Return the exact lines spanning from the line with "Extract all readable text from this page." through the last line of the entries, boundaries included, and no others.
>> Begin Exercise materials
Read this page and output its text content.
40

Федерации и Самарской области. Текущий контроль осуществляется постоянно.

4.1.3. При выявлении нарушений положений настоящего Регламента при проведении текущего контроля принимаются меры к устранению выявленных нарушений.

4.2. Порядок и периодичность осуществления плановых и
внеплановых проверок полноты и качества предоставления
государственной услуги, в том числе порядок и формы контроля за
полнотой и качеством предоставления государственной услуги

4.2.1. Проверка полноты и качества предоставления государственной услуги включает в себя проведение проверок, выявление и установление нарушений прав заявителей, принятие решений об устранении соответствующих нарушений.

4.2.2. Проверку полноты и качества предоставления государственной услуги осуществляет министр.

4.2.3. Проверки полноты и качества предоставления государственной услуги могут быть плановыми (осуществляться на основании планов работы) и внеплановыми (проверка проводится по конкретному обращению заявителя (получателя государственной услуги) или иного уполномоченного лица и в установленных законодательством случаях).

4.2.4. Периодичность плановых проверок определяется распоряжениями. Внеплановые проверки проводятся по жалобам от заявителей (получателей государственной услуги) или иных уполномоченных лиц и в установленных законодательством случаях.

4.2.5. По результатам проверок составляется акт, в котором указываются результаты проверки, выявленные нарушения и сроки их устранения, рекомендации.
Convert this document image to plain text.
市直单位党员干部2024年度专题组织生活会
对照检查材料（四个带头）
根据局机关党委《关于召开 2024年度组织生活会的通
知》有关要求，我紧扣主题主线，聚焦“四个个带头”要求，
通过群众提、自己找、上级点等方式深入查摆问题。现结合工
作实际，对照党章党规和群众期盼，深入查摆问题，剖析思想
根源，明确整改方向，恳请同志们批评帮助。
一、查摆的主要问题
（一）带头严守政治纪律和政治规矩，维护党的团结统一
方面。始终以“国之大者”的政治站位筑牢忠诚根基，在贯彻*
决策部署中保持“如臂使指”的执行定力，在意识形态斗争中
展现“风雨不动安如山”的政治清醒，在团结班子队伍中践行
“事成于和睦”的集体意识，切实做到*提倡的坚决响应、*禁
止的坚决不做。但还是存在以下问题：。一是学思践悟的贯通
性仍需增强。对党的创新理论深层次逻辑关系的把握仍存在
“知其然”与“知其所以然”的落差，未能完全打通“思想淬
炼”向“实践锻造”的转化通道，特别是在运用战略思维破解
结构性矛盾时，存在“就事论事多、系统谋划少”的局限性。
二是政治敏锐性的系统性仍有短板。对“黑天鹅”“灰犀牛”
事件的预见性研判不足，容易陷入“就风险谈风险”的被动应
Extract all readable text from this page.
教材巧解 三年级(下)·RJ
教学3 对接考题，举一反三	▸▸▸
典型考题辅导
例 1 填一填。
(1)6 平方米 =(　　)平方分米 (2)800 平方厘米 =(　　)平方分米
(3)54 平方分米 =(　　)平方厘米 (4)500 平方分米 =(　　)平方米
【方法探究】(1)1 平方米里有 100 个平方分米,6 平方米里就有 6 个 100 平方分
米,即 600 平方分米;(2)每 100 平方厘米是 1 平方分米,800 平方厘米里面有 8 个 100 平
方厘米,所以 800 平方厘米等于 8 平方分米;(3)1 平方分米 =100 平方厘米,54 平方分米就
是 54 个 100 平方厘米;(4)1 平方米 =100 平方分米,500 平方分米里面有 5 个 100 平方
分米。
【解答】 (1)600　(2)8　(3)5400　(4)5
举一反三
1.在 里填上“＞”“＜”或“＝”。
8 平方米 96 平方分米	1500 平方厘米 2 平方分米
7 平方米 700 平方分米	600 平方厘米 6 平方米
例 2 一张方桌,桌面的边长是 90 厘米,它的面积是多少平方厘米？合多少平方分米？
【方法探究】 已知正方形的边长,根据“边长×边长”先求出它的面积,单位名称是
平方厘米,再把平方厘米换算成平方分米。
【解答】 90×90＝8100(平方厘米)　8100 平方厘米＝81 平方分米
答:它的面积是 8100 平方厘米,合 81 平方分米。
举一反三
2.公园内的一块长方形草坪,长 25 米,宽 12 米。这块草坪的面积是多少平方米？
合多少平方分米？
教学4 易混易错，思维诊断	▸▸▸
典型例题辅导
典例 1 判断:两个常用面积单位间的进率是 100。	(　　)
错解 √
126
>> End Exercise materials
▶ **Result of this task**
Extract all readable text from this page.
教材巧解 三年级(下)·RJ
教学3 对接考题，举一反三	▸▸▸
典型考题辅导
例 1 填一填。
(1)6 平方米 =(　　)平方分米 (2)800 平方厘米 =(　　)平方分米
(3)54 平方分米 =(　　)平方厘米 (4)500 平方分米 =(　　)平方米
【方法探究】(1)1 平方米里有 100 个平方分米,6 平方米里就有 6 个 100 平方分
米,即 600 平方分米;(2)每 100 平方厘米是 1 平方分米,800 平方厘米里面有 8 个 100 平
方厘米,所以 800 平方厘米等于 8 平方分米;(3)1 平方分米 =100 平方厘米,54 平方分米就
是 54 个 100 平方厘米;(4)1 平方米 =100 平方分米,500 平方分米里面有 5 个 100 平方
分米。
【解答】 (1)600　(2)8　(3)5400　(4)5
举一反三
1.在 里填上“＞”“＜”或“＝”。
8 平方米 96 平方分米	1500 平方厘米 2 平方分米
7 平方米 700 平方分米	600 平方厘米 6 平方米
例 2 一张方桌,桌面的边长是 90 厘米,它的面积是多少平方厘米？合多少平方分米？
【方法探究】 已知正方形的边长,根据“边长×边长”先求出它的面积,单位名称是
平方厘米,再把平方厘米换算成平方分米。
【解答】 90×90＝8100(平方厘米)　8100 平方厘米＝81 平方分米
答:它的面积是 8100 平方厘米,合 81 平方分米。
举一反三
2.公园内的一块长方形草坪,长 25 米,宽 12 米。这块草坪的面积是多少平方米？
合多少平方分米？
教学4 易混易错，思维诊断	▸▸▸
典型例题辅导
典例 1 判断:两个常用面积单位间的进率是 100。	(　　)
错解 √
126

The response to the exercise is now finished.